EXERCISE TASK: Report how many lines hold the string "věci". Give the number and nothing else.

RECORDS SUPPLIED:
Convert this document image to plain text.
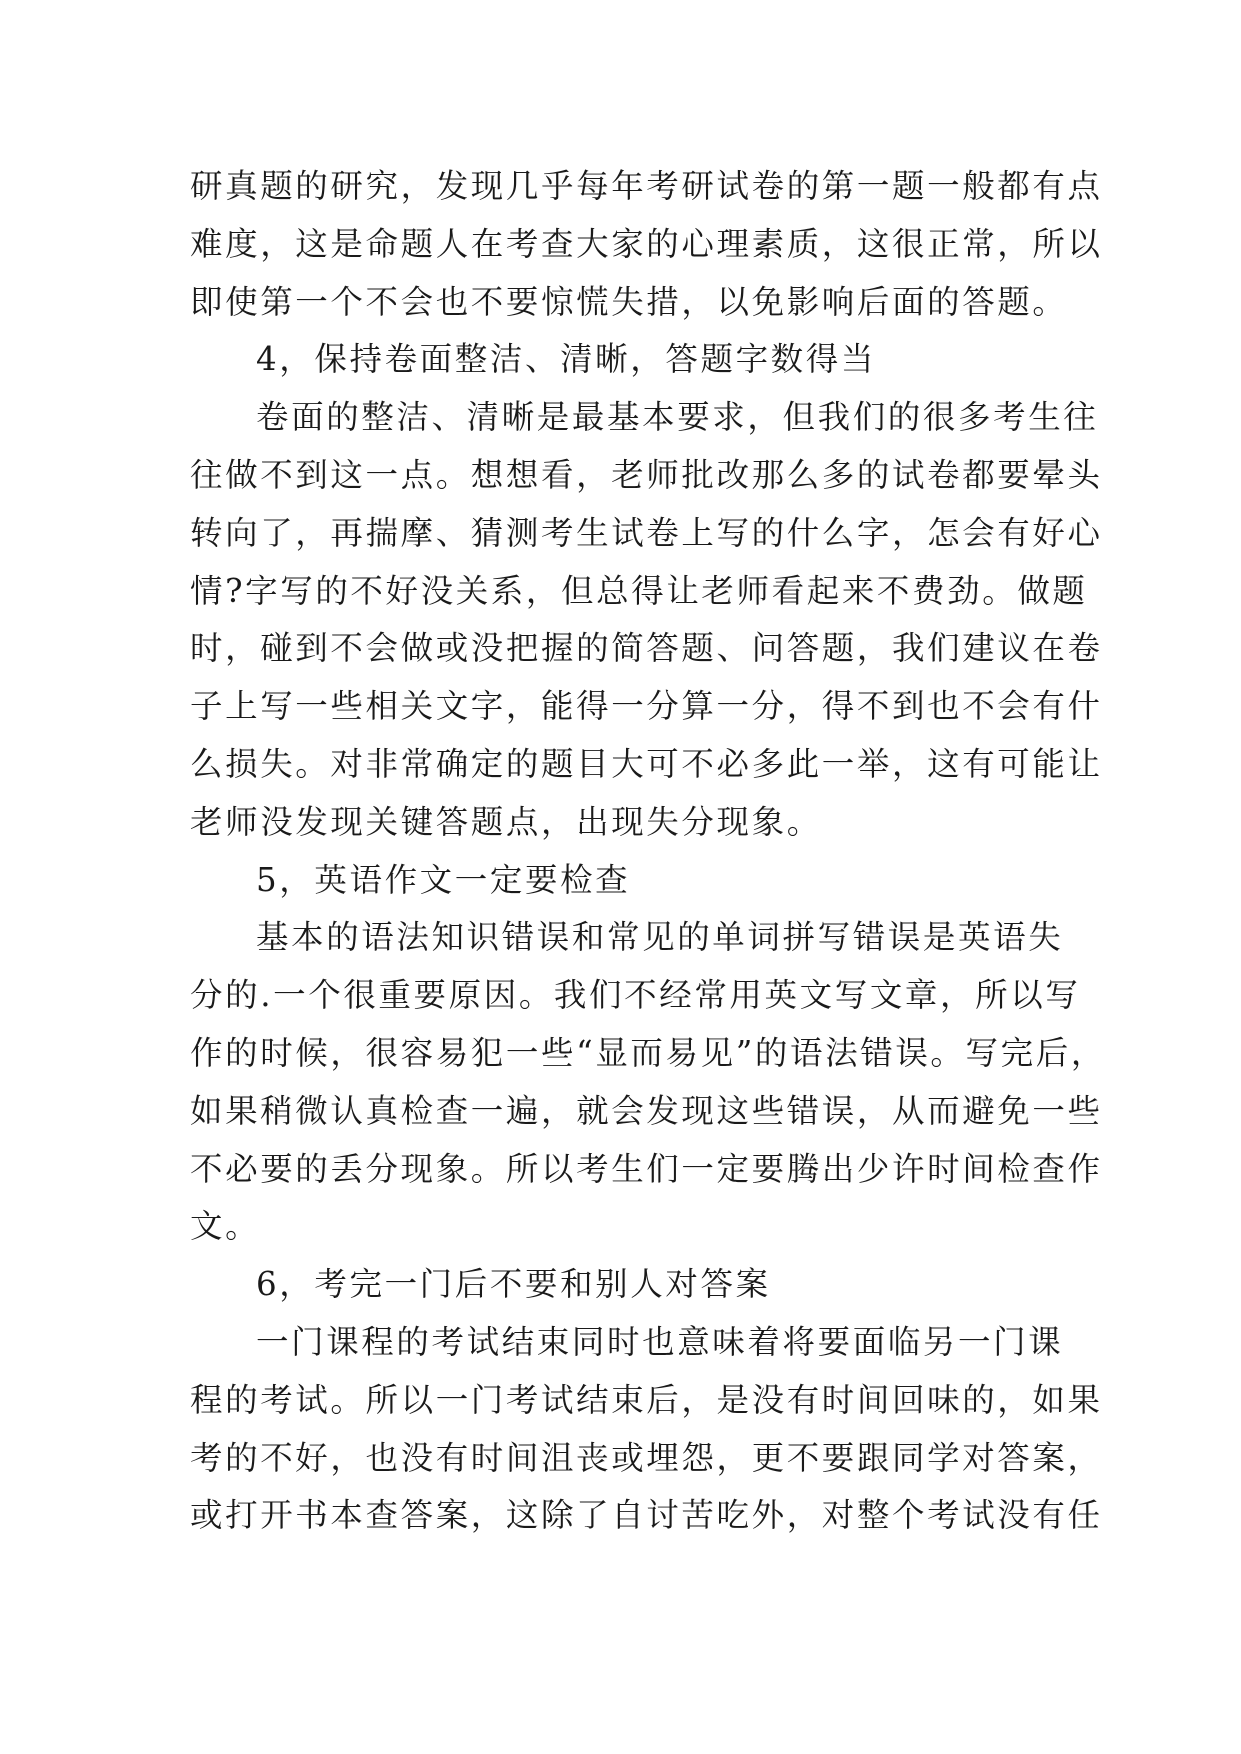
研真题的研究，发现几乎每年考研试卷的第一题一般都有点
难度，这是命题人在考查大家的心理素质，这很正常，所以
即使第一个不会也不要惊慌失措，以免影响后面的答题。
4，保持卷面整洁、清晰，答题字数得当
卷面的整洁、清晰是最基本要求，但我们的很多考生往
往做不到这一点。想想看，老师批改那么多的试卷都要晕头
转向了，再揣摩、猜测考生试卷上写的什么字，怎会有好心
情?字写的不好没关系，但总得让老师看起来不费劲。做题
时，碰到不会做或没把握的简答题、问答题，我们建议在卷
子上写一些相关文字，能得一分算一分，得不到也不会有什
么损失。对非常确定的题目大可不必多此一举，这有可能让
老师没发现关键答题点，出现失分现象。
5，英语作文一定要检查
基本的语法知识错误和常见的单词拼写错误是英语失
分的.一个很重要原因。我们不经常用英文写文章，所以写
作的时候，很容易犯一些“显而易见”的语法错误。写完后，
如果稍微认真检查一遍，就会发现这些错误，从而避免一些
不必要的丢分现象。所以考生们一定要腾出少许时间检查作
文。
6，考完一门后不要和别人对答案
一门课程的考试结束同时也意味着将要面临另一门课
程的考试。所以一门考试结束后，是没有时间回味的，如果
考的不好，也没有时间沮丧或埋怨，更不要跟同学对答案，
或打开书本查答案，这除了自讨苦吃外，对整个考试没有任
---
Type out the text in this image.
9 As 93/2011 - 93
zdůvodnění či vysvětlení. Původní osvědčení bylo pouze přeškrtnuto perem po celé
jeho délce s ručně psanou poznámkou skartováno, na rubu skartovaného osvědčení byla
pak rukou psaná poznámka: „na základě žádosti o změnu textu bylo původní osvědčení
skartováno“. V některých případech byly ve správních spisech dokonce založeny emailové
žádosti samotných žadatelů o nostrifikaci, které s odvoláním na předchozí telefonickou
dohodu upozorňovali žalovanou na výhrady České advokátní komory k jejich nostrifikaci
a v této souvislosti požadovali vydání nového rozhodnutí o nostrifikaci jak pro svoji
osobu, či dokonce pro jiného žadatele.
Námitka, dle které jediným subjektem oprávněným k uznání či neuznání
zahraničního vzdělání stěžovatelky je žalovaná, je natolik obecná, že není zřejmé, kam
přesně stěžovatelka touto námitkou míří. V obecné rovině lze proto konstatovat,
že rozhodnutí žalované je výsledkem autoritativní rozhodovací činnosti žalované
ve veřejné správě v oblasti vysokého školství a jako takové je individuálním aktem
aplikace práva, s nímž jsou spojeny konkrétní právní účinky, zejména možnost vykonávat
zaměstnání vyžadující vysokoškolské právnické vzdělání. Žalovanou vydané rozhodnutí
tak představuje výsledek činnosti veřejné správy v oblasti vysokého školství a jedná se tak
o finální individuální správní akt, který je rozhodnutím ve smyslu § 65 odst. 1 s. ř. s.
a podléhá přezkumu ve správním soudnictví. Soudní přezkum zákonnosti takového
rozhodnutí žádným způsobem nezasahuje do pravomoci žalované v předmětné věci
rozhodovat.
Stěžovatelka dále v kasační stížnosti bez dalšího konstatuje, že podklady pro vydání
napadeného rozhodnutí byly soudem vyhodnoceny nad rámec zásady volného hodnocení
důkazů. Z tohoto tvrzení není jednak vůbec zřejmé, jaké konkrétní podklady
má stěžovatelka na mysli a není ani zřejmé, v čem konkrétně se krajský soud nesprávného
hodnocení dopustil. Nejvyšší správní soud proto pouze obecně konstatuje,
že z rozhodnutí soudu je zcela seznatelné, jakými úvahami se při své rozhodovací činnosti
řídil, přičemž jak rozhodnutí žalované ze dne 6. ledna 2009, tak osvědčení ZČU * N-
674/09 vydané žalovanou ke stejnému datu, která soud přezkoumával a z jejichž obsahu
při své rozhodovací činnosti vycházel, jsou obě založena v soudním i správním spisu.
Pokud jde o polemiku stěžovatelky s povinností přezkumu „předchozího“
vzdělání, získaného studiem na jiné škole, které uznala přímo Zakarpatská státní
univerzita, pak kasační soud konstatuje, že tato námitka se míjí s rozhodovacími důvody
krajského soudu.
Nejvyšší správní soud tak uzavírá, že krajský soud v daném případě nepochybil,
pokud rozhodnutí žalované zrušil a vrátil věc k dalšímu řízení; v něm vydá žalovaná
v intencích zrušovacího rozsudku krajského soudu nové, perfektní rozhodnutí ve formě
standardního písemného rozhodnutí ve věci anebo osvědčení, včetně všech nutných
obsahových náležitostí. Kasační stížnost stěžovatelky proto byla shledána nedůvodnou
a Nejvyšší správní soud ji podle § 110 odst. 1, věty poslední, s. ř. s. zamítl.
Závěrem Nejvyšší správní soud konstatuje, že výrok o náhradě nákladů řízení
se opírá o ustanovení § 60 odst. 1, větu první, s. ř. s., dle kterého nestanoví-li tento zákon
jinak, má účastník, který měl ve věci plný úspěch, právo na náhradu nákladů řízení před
...
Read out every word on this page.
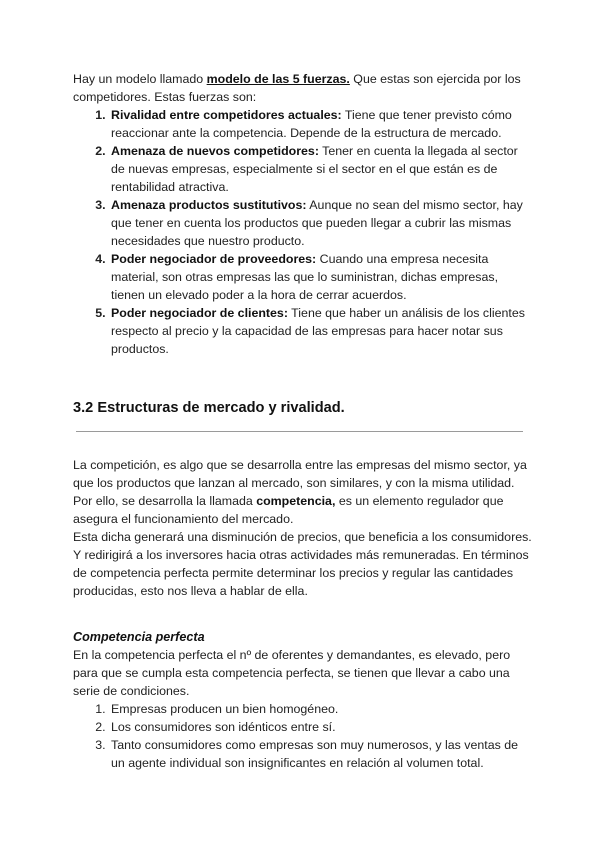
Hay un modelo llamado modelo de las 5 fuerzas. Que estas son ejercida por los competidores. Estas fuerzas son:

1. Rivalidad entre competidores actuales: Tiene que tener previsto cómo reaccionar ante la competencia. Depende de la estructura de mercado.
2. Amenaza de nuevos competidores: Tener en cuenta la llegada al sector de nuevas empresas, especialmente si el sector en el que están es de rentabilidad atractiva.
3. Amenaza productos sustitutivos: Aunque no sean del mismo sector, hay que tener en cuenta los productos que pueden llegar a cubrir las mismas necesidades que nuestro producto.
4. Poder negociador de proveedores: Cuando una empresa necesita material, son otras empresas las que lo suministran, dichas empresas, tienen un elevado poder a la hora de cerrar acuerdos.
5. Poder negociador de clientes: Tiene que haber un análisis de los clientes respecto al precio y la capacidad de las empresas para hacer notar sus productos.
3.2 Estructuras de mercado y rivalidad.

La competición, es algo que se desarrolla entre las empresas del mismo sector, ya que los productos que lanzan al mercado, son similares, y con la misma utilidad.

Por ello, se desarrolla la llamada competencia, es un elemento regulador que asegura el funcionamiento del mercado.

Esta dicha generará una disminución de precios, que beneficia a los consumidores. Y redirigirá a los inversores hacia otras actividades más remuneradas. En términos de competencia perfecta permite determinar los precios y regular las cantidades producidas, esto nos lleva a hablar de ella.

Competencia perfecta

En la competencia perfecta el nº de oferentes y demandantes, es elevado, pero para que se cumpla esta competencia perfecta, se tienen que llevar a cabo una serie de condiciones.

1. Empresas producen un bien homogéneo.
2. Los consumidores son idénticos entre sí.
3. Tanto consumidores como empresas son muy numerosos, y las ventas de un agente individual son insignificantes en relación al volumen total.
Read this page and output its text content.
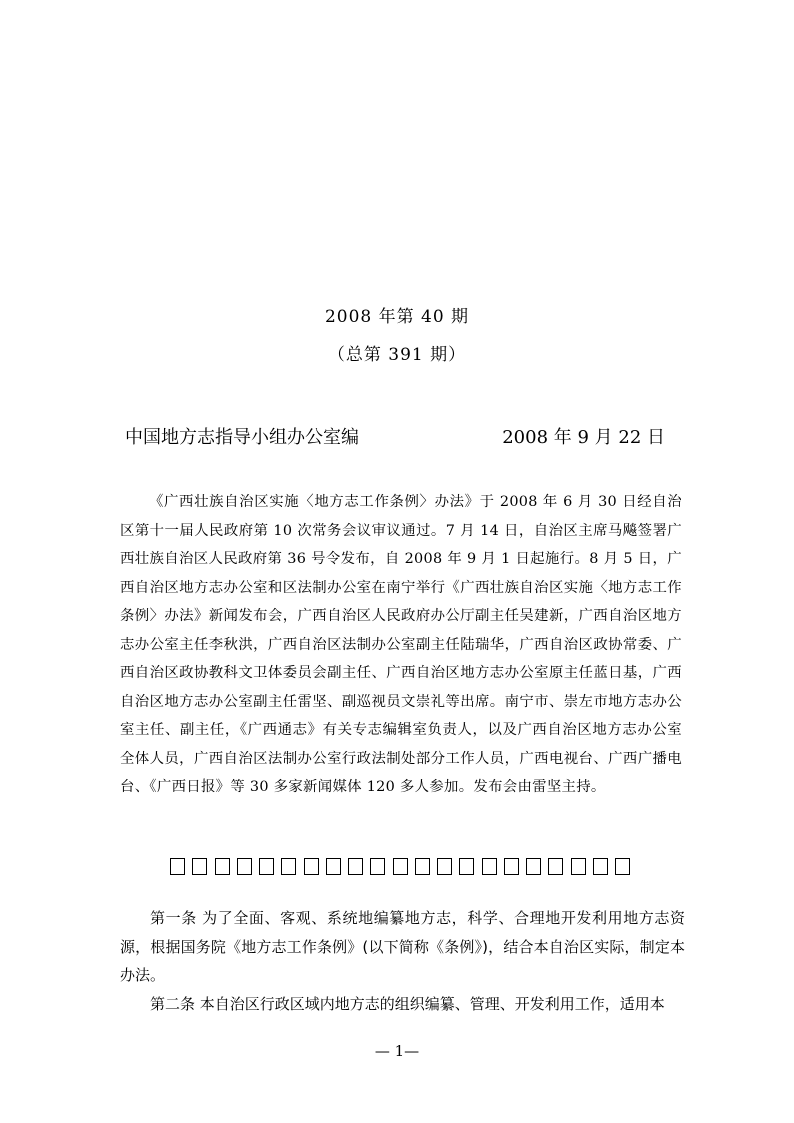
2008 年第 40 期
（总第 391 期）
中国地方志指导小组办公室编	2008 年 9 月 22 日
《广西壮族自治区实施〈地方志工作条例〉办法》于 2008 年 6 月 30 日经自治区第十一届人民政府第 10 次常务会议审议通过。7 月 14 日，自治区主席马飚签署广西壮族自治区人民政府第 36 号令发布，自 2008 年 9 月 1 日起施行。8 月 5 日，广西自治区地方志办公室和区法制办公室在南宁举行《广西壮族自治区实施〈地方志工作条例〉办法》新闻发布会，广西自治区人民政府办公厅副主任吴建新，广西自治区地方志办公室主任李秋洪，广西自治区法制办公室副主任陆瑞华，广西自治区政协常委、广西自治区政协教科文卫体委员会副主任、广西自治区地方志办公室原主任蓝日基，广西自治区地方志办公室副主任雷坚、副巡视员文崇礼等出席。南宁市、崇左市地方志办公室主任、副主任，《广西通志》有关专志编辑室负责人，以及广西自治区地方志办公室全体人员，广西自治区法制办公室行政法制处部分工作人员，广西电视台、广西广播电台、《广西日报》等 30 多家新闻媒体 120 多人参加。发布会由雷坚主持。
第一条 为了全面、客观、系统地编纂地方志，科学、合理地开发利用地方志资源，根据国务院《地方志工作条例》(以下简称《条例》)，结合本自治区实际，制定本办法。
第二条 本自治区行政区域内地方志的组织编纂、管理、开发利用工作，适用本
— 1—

EXERCISE ANSWER: 3